## PROBLEM REQUIREMENTS
Write out the listing exactly as it is given.

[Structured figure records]
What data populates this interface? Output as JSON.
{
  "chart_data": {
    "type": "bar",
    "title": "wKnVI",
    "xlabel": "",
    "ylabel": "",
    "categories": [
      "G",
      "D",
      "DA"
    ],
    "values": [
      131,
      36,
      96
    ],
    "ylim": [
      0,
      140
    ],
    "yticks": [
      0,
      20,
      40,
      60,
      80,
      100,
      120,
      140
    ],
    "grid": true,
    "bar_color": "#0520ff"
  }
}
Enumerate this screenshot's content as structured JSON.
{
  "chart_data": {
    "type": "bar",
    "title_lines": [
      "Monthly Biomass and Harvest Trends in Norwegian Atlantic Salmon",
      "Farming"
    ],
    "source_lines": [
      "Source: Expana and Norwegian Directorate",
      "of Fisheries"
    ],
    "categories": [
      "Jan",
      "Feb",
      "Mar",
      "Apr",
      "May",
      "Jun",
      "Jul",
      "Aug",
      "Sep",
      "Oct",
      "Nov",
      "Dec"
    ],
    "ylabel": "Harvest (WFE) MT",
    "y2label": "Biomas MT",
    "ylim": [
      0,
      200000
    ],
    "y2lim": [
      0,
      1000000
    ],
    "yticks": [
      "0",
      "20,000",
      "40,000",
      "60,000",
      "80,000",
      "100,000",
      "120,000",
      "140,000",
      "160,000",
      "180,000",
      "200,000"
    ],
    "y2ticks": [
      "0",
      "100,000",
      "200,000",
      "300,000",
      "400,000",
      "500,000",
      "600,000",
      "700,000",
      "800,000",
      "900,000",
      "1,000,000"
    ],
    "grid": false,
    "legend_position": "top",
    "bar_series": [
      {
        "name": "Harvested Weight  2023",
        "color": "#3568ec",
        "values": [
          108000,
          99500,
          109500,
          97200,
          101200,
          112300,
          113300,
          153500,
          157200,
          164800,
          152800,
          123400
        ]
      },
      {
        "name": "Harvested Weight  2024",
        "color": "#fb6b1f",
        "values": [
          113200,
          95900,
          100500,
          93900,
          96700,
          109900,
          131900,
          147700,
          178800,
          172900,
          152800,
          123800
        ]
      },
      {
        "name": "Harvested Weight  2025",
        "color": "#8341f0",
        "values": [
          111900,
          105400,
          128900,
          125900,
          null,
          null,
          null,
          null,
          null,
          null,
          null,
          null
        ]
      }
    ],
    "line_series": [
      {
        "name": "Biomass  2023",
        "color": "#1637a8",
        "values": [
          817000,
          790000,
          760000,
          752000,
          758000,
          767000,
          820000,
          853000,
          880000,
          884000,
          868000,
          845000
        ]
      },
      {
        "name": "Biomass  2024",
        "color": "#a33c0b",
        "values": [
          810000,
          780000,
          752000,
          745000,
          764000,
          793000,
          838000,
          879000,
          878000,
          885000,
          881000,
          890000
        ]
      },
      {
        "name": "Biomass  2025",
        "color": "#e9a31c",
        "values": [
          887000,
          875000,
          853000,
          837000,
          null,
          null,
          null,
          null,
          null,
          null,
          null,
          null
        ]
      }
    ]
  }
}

## REPLY TO THE TASK
What data populates this interface? Output as JSON.
{
  "chart_data": {
    "type": "bar",
    "title": "wKnVI",
    "xlabel": "",
    "ylabel": "",
    "categories": [
      "G",
      "D",
      "DA"
    ],
    "values": [
      131,
      36,
      96
    ],
    "ylim": [
      0,
      140
    ],
    "yticks": [
      0,
      20,
      40,
      60,
      80,
      100,
      120,
      140
    ],
    "grid": true,
    "bar_color": "#0520ff"
  }
}
Enumerate this screenshot's content as structured JSON.
{
  "chart_data": {
    "type": "bar",
    "title_lines": [
      "Monthly Biomass and Harvest Trends in Norwegian Atlantic Salmon",
      "Farming"
    ],
    "source_lines": [
      "Source: Expana and Norwegian Directorate",
      "of Fisheries"
    ],
    "categories": [
      "Jan",
      "Feb",
      "Mar",
      "Apr",
      "May",
      "Jun",
      "Jul",
      "Aug",
      "Sep",
      "Oct",
      "Nov",
      "Dec"
    ],
    "ylabel": "Harvest (WFE) MT",
    "y2label": "Biomas MT",
    "ylim": [
      0,
      200000
    ],
    "y2lim": [
      0,
      1000000
    ],
    "yticks": [
      "0",
      "20,000",
      "40,000",
      "60,000",
      "80,000",
      "100,000",
      "120,000",
      "140,000",
      "160,000",
      "180,000",
      "200,000"
    ],
    "y2ticks": [
      "0",
      "100,000",
      "200,000",
      "300,000",
      "400,000",
      "500,000",
      "600,000",
      "700,000",
      "800,000",
      "900,000",
      "1,000,000"
    ],
    "grid": false,
    "legend_position": "top",
    "bar_series": [
      {
        "name": "Harvested Weight  2023",
        "color": "#3568ec",
        "values": [
          108000,
          99500,
          109500,
          97200,
          101200,
          112300,
          113300,
          153500,
          157200,
          164800,
          152800,
          123400
        ]
      },
      {
        "name": "Harvested Weight  2024",
        "color": "#fb6b1f",
        "values": [
          113200,
          95900,
          100500,
          93900,
          96700,
          109900,
          131900,
          147700,
          178800,
          172900,
          152800,
          123800
        ]
      },
      {
        "name": "Harvested Weight  2025",
        "color": "#8341f0",
        "values": [
          111900,
          105400,
          128900,
          125900,
          null,
          null,
          null,
          null,
          null,
          null,
          null,
          null
        ]
      }
    ],
    "line_series": [
      {
        "name": "Biomass  2023",
        "color": "#1637a8",
        "values": [
          817000,
          790000,
          760000,
          752000,
          758000,
          767000,
          820000,
          853000,
          880000,
          884000,
          868000,
          845000
        ]
      },
      {
        "name": "Biomass  2024",
        "color": "#a33c0b",
        "values": [
          810000,
          780000,
          752000,
          745000,
          764000,
          793000,
          838000,
          879000,
          878000,
          885000,
          881000,
          890000
        ]
      },
      {
        "name": "Biomass  2025",
        "color": "#e9a31c",
        "values": [
          887000,
          875000,
          853000,
          837000,
          null,
          null,
          null,
          null,
          null,
          null,
          null,
          null
        ]
      }
    ]
  }
}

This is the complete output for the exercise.